> [Your instructions]:
Each entry must be reproduced precisely as it stands.

===== Records shown

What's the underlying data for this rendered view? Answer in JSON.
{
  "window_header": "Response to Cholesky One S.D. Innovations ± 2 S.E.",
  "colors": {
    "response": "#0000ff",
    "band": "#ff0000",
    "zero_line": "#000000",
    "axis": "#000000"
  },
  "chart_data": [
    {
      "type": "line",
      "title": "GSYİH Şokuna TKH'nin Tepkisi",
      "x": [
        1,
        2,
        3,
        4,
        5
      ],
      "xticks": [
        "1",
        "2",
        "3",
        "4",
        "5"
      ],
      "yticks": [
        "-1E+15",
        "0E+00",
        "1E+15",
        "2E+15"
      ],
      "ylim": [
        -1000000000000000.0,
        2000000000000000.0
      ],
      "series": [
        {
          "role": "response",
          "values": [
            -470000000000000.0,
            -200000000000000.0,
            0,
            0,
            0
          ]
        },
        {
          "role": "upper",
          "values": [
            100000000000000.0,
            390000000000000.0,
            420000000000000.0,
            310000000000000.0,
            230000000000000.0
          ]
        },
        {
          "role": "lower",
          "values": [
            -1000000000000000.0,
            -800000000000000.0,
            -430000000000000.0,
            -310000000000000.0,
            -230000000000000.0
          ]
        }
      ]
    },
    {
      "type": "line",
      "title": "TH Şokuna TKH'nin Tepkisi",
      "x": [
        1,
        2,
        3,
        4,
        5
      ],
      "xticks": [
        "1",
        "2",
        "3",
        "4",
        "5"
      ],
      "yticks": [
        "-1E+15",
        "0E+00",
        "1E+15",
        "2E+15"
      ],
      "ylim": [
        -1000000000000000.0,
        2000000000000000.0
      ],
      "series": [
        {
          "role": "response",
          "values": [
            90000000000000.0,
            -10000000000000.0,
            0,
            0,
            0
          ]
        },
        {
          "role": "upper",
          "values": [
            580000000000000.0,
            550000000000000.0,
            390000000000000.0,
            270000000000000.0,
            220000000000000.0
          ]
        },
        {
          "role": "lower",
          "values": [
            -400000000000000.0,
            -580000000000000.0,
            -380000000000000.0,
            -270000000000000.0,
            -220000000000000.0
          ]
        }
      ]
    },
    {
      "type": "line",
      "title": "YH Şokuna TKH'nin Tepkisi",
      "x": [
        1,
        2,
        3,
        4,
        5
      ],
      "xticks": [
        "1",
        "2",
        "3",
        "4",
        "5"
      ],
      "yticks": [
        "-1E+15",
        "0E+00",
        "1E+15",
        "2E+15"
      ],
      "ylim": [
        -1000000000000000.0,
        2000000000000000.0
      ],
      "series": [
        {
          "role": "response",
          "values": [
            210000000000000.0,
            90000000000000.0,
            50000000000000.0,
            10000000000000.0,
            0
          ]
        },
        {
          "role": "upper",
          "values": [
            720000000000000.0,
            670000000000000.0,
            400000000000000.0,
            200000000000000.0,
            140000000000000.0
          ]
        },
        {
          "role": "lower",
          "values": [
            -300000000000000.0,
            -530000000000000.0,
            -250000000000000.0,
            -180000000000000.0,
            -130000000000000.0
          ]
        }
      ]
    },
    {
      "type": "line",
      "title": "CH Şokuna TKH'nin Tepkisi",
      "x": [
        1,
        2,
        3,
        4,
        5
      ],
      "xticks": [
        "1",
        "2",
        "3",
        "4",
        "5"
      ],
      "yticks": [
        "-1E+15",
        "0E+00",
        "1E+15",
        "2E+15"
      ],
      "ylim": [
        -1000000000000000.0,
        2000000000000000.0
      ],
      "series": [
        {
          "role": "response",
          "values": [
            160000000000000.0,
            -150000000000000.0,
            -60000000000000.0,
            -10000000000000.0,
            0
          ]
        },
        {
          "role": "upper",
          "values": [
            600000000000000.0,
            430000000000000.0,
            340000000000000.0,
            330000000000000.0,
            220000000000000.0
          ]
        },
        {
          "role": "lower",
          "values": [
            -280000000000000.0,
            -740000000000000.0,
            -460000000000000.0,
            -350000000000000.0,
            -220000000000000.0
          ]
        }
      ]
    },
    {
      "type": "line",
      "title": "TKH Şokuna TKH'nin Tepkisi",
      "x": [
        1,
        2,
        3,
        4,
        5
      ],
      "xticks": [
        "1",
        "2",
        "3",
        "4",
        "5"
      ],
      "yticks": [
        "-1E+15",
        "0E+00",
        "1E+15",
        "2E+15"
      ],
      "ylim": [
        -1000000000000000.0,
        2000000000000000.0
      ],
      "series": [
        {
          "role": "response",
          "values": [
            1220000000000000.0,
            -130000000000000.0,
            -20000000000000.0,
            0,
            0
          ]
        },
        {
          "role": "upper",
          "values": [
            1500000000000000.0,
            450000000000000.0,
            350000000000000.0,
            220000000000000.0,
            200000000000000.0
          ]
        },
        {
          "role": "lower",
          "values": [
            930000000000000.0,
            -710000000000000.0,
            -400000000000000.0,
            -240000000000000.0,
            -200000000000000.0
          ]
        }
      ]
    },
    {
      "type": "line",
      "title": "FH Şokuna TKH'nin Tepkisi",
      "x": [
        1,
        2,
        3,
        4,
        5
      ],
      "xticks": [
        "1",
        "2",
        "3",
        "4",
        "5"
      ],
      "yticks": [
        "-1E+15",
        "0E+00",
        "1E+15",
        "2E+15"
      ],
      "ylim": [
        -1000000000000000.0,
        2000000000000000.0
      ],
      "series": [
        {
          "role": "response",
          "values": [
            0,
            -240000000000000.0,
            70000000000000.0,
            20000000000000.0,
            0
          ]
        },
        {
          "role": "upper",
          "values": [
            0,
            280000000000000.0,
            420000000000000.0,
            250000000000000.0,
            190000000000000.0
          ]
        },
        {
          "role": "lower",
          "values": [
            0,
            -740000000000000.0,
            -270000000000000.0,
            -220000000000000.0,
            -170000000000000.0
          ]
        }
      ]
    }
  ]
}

==========

> [Solution for this task]:
What's the underlying data for this rendered view? Answer in JSON.
{
  "window_header": "Response to Cholesky One S.D. Innovations ± 2 S.E.",
  "colors": {
    "response": "#0000ff",
    "band": "#ff0000",
    "zero_line": "#000000",
    "axis": "#000000"
  },
  "chart_data": [
    {
      "type": "line",
      "title": "GSYİH Şokuna TKH'nin Tepkisi",
      "x": [
        1,
        2,
        3,
        4,
        5
      ],
      "xticks": [
        "1",
        "2",
        "3",
        "4",
        "5"
      ],
      "yticks": [
        "-1E+15",
        "0E+00",
        "1E+15",
        "2E+15"
      ],
      "ylim": [
        -1000000000000000.0,
        2000000000000000.0
      ],
      "series": [
        {
          "role": "response",
          "values": [
            -470000000000000.0,
            -200000000000000.0,
            0,
            0,
            0
          ]
        },
        {
          "role": "upper",
          "values": [
            100000000000000.0,
            390000000000000.0,
            420000000000000.0,
            310000000000000.0,
            230000000000000.0
          ]
        },
        {
          "role": "lower",
          "values": [
            -1000000000000000.0,
            -800000000000000.0,
            -430000000000000.0,
            -310000000000000.0,
            -230000000000000.0
          ]
        }
      ]
    },
    {
      "type": "line",
      "title": "TH Şokuna TKH'nin Tepkisi",
      "x": [
        1,
        2,
        3,
        4,
        5
      ],
      "xticks": [
        "1",
        "2",
        "3",
        "4",
        "5"
      ],
      "yticks": [
        "-1E+15",
        "0E+00",
        "1E+15",
        "2E+15"
      ],
      "ylim": [
        -1000000000000000.0,
        2000000000000000.0
      ],
      "series": [
        {
          "role": "response",
          "values": [
            90000000000000.0,
            -10000000000000.0,
            0,
            0,
            0
          ]
        },
        {
          "role": "upper",
          "values": [
            580000000000000.0,
            550000000000000.0,
            390000000000000.0,
            270000000000000.0,
            220000000000000.0
          ]
        },
        {
          "role": "lower",
          "values": [
            -400000000000000.0,
            -580000000000000.0,
            -380000000000000.0,
            -270000000000000.0,
            -220000000000000.0
          ]
        }
      ]
    },
    {
      "type": "line",
      "title": "YH Şokuna TKH'nin Tepkisi",
      "x": [
        1,
        2,
        3,
        4,
        5
      ],
      "xticks": [
        "1",
        "2",
        "3",
        "4",
        "5"
      ],
      "yticks": [
        "-1E+15",
        "0E+00",
        "1E+15",
        "2E+15"
      ],
      "ylim": [
        -1000000000000000.0,
        2000000000000000.0
      ],
      "series": [
        {
          "role": "response",
          "values": [
            210000000000000.0,
            90000000000000.0,
            50000000000000.0,
            10000000000000.0,
            0
          ]
        },
        {
          "role": "upper",
          "values": [
            720000000000000.0,
            670000000000000.0,
            400000000000000.0,
            200000000000000.0,
            140000000000000.0
          ]
        },
        {
          "role": "lower",
          "values": [
            -300000000000000.0,
            -530000000000000.0,
            -250000000000000.0,
            -180000000000000.0,
            -130000000000000.0
          ]
        }
      ]
    },
    {
      "type": "line",
      "title": "CH Şokuna TKH'nin Tepkisi",
      "x": [
        1,
        2,
        3,
        4,
        5
      ],
      "xticks": [
        "1",
        "2",
        "3",
        "4",
        "5"
      ],
      "yticks": [
        "-1E+15",
        "0E+00",
        "1E+15",
        "2E+15"
      ],
      "ylim": [
        -1000000000000000.0,
        2000000000000000.0
      ],
      "series": [
        {
          "role": "response",
          "values": [
            160000000000000.0,
            -150000000000000.0,
            -60000000000000.0,
            -10000000000000.0,
            0
          ]
        },
        {
          "role": "upper",
          "values": [
            600000000000000.0,
            430000000000000.0,
            340000000000000.0,
            330000000000000.0,
            220000000000000.0
          ]
        },
        {
          "role": "lower",
          "values": [
            -280000000000000.0,
            -740000000000000.0,
            -460000000000000.0,
            -350000000000000.0,
            -220000000000000.0
          ]
        }
      ]
    },
    {
      "type": "line",
      "title": "TKH Şokuna TKH'nin Tepkisi",
      "x": [
        1,
        2,
        3,
        4,
        5
      ],
      "xticks": [
        "1",
        "2",
        "3",
        "4",
        "5"
      ],
      "yticks": [
        "-1E+15",
        "0E+00",
        "1E+15",
        "2E+15"
      ],
      "ylim": [
        -1000000000000000.0,
        2000000000000000.0
      ],
      "series": [
        {
          "role": "response",
          "values": [
            1220000000000000.0,
            -130000000000000.0,
            -20000000000000.0,
            0,
            0
          ]
        },
        {
          "role": "upper",
          "values": [
            1500000000000000.0,
            450000000000000.0,
            350000000000000.0,
            220000000000000.0,
            200000000000000.0
          ]
        },
        {
          "role": "lower",
          "values": [
            930000000000000.0,
            -710000000000000.0,
            -400000000000000.0,
            -240000000000000.0,
            -200000000000000.0
          ]
        }
      ]
    },
    {
      "type": "line",
      "title": "FH Şokuna TKH'nin Tepkisi",
      "x": [
        1,
        2,
        3,
        4,
        5
      ],
      "xticks": [
        "1",
        "2",
        "3",
        "4",
        "5"
      ],
      "yticks": [
        "-1E+15",
        "0E+00",
        "1E+15",
        "2E+15"
      ],
      "ylim": [
        -1000000000000000.0,
        2000000000000000.0
      ],
      "series": [
        {
          "role": "response",
          "values": [
            0,
            -240000000000000.0,
            70000000000000.0,
            20000000000000.0,
            0
          ]
        },
        {
          "role": "upper",
          "values": [
            0,
            280000000000000.0,
            420000000000000.0,
            250000000000000.0,
            190000000000000.0
          ]
        },
        {
          "role": "lower",
          "values": [
            0,
            -740000000000000.0,
            -270000000000000.0,
            -220000000000000.0,
            -170000000000000.0
          ]
        }
      ]
    }
  ]
}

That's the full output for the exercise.